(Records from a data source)
⟨
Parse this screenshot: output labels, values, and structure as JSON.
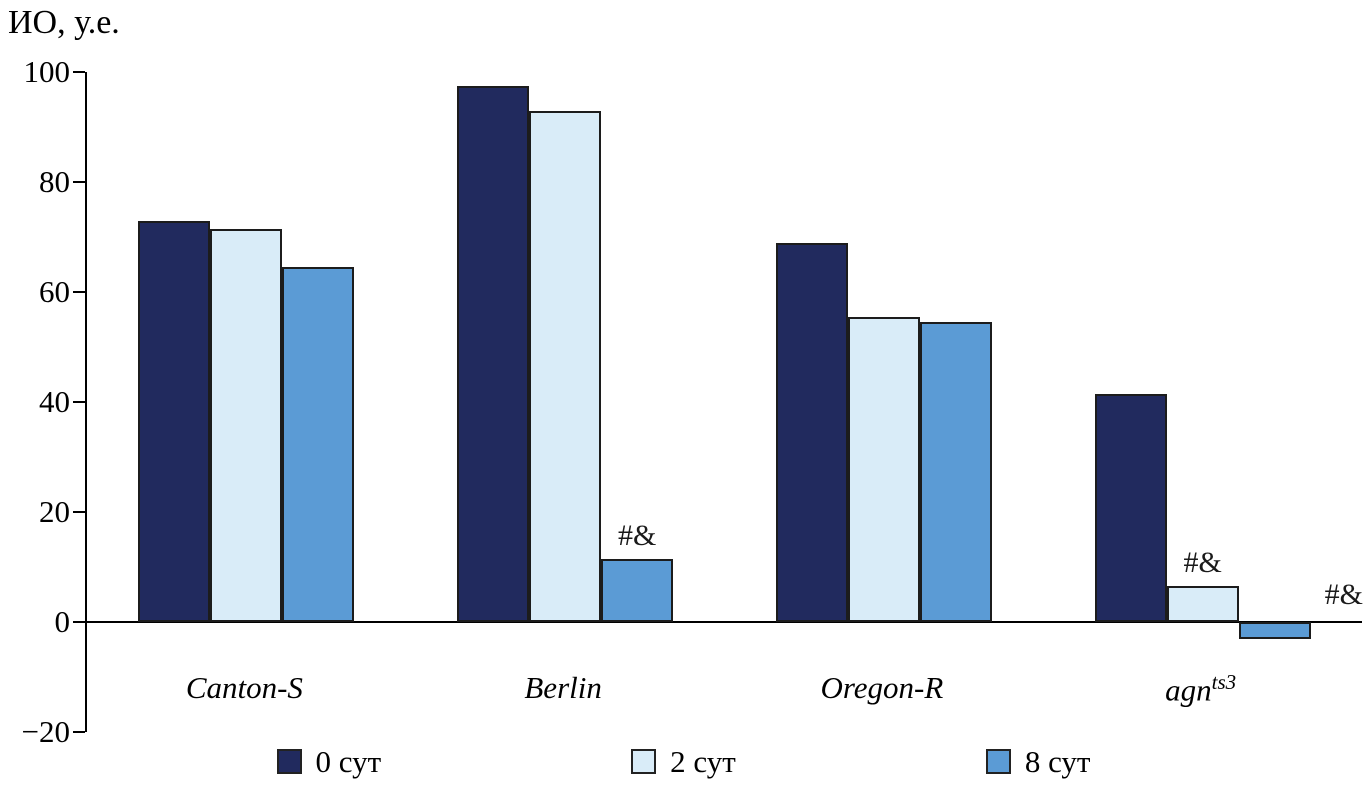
{
  "chart_data": {
    "type": "bar",
    "title": "",
    "ylabel": "ИО, у.е.",
    "xlabel": "",
    "ylim": [
      -20,
      100
    ],
    "yticks": [
      100,
      80,
      60,
      40,
      20,
      0,
      -20
    ],
    "grid": false,
    "legend_position": "bottom",
    "categories": [
      {
        "label": "Canton-S"
      },
      {
        "label": "Berlin"
      },
      {
        "label": "Oregon-R"
      },
      {
        "label": "agn",
        "sup": "ts3"
      }
    ],
    "series": [
      {
        "name": "0 сут",
        "color": "#212a5e",
        "values": [
          73,
          97.5,
          69,
          41.5
        ]
      },
      {
        "name": "2 сут",
        "color": "#d9ecf8",
        "values": [
          71.5,
          93,
          55.5,
          6.5
        ]
      },
      {
        "name": "8 сут",
        "color": "#5b9bd5",
        "values": [
          64.5,
          11.5,
          54.5,
          -3
        ]
      }
    ],
    "annotations": [
      {
        "category": 1,
        "series": 2,
        "text": "#&"
      },
      {
        "category": 3,
        "series": 1,
        "text": "#&"
      },
      {
        "category": 3,
        "series": 2,
        "text": "#&"
      }
    ]
  }
}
⟩
§ SHORT EXERCISE
Quote the records above exactly, leaving out any pictures.

§ COMPLETE RESPONSE
Parse this screenshot: output labels, values, and structure as JSON.
{
  "chart_data": {
    "type": "bar",
    "title": "",
    "ylabel": "ИО, у.е.",
    "xlabel": "",
    "ylim": [
      -20,
      100
    ],
    "yticks": [
      100,
      80,
      60,
      40,
      20,
      0,
      -20
    ],
    "grid": false,
    "legend_position": "bottom",
    "categories": [
      {
        "label": "Canton-S"
      },
      {
        "label": "Berlin"
      },
      {
        "label": "Oregon-R"
      },
      {
        "label": "agn",
        "sup": "ts3"
      }
    ],
    "series": [
      {
        "name": "0 сут",
        "color": "#212a5e",
        "values": [
          73,
          97.5,
          69,
          41.5
        ]
      },
      {
        "name": "2 сут",
        "color": "#d9ecf8",
        "values": [
          71.5,
          93,
          55.5,
          6.5
        ]
      },
      {
        "name": "8 сут",
        "color": "#5b9bd5",
        "values": [
          64.5,
          11.5,
          54.5,
          -3
        ]
      }
    ],
    "annotations": [
      {
        "category": 1,
        "series": 2,
        "text": "#&"
      },
      {
        "category": 3,
        "series": 1,
        "text": "#&"
      },
      {
        "category": 3,
        "series": 2,
        "text": "#&"
      }
    ]
  }
}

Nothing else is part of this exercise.